_INSTRUCTION_
Look through the data below and report how many lines include "GISS". Only the number should be given.

BEGIN EXERCISE MATERIALS

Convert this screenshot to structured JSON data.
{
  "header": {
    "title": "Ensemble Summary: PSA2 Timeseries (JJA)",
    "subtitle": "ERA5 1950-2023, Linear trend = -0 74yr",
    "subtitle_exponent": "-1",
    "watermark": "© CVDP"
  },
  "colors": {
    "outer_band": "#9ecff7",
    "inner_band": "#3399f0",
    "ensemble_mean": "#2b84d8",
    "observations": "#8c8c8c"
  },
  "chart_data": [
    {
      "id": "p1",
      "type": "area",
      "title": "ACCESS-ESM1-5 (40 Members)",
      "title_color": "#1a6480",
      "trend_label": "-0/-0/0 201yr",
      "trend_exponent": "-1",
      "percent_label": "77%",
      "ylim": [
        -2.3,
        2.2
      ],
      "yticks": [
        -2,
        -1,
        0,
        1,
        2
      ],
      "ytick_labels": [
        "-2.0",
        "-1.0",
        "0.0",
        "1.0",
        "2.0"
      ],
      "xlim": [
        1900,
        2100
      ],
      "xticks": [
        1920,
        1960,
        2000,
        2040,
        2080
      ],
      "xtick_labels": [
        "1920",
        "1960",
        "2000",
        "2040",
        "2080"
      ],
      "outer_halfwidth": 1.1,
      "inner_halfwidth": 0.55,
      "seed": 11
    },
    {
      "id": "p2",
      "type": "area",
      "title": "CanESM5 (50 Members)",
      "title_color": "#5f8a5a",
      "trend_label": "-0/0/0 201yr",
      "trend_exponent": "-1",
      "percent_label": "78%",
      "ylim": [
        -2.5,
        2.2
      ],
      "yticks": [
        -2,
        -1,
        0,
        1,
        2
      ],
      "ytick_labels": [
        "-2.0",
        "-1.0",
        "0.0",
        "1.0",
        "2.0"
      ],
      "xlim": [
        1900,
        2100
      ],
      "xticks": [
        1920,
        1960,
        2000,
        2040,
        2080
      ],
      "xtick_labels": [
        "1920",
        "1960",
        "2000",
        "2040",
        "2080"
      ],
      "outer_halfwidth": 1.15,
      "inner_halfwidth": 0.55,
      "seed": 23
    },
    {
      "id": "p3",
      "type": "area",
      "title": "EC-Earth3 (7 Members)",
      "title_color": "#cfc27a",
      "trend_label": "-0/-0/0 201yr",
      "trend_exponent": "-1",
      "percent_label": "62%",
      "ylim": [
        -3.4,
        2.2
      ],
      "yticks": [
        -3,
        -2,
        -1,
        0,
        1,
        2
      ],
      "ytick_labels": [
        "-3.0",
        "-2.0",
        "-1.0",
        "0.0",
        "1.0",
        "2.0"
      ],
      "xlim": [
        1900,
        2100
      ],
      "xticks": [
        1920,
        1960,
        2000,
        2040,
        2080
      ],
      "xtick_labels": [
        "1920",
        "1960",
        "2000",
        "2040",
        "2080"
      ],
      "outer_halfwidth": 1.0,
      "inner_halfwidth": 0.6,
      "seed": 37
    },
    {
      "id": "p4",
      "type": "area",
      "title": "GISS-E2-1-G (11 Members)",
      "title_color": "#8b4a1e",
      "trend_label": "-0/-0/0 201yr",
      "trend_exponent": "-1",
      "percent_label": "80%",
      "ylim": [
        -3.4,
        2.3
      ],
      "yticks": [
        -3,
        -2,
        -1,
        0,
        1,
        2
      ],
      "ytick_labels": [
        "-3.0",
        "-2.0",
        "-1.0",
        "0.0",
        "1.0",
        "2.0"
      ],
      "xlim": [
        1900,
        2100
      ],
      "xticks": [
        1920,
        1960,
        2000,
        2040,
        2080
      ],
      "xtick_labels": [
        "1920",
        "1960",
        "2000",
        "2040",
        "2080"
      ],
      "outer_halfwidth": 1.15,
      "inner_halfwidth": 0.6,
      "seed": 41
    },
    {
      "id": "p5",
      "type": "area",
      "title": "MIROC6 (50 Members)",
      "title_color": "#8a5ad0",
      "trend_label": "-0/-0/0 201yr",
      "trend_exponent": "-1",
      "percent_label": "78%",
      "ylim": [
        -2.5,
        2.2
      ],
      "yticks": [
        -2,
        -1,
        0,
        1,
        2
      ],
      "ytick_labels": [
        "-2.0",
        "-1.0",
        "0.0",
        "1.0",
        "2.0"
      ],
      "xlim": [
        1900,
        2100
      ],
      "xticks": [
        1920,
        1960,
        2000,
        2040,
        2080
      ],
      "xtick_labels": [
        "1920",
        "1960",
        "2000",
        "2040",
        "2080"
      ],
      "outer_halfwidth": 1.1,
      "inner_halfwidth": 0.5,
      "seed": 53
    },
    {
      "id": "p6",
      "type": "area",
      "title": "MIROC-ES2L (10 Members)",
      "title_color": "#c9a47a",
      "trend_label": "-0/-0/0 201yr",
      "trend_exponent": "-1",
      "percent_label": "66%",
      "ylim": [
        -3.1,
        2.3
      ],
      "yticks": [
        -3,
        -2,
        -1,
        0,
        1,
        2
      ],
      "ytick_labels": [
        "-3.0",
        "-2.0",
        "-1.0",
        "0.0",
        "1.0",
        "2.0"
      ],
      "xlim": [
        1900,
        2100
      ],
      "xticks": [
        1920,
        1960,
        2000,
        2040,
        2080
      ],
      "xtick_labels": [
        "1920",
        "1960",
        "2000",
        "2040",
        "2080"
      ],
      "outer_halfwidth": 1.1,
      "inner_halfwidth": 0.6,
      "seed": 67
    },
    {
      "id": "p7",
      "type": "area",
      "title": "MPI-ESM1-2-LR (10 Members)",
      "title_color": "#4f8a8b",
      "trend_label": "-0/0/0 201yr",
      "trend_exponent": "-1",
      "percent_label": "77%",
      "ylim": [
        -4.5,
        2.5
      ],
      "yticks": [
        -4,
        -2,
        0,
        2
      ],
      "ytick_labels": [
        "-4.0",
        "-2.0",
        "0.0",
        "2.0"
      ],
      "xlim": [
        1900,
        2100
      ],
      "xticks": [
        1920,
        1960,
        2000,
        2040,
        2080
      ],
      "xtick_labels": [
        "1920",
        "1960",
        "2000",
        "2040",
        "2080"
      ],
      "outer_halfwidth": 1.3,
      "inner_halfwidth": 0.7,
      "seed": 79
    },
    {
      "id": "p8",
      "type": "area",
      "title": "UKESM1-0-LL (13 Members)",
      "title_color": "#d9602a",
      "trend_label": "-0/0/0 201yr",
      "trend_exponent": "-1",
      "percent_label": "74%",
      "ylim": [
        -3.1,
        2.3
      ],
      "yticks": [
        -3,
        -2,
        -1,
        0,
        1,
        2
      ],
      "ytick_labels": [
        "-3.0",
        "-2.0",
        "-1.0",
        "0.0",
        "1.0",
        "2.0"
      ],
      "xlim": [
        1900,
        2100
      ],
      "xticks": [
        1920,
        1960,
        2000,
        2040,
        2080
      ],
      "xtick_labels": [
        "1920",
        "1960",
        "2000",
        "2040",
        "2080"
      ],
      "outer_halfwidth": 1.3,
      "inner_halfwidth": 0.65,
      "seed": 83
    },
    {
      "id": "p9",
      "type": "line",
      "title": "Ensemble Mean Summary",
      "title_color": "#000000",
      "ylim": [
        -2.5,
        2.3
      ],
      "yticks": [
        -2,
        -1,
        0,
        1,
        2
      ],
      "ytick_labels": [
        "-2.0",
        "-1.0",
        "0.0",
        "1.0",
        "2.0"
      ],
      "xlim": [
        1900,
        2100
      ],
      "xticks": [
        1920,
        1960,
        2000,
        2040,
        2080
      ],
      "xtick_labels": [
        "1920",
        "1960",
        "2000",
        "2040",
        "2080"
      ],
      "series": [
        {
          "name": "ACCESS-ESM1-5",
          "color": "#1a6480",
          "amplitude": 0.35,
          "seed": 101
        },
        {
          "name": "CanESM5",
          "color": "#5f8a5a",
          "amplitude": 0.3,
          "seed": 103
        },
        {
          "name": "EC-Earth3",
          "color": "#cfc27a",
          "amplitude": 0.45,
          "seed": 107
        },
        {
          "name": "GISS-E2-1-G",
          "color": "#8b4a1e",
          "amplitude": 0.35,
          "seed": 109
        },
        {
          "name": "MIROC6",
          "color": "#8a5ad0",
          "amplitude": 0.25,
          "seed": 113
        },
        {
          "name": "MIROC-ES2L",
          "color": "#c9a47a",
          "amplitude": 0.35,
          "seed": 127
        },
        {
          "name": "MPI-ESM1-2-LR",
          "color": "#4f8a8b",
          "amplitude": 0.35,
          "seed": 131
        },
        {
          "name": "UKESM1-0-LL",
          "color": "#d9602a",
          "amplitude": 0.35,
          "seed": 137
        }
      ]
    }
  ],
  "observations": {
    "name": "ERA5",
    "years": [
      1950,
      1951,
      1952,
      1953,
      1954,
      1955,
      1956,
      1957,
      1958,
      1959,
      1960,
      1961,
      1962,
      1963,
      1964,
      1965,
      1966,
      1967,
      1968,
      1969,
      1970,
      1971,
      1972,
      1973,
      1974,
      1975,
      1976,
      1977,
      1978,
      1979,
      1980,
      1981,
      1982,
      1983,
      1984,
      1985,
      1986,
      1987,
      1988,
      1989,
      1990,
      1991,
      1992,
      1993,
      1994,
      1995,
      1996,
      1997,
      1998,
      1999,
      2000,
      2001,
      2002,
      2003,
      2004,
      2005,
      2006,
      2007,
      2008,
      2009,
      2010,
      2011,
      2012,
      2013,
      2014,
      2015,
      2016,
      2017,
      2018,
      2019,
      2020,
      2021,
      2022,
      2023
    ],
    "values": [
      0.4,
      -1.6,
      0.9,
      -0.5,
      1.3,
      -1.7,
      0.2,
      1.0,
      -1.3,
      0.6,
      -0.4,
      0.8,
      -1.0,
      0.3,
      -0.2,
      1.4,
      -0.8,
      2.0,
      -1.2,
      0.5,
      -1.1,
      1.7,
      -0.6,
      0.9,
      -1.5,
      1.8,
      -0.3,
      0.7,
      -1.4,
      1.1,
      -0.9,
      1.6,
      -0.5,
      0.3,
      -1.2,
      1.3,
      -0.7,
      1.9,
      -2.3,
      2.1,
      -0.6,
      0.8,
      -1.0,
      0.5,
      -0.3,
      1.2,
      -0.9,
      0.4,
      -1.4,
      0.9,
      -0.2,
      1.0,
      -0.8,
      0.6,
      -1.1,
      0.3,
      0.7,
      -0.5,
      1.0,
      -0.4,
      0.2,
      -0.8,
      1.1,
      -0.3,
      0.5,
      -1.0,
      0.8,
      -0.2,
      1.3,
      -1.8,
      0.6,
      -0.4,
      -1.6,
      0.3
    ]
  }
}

END EXERCISE MATERIALS

_RESULT BELOW_
2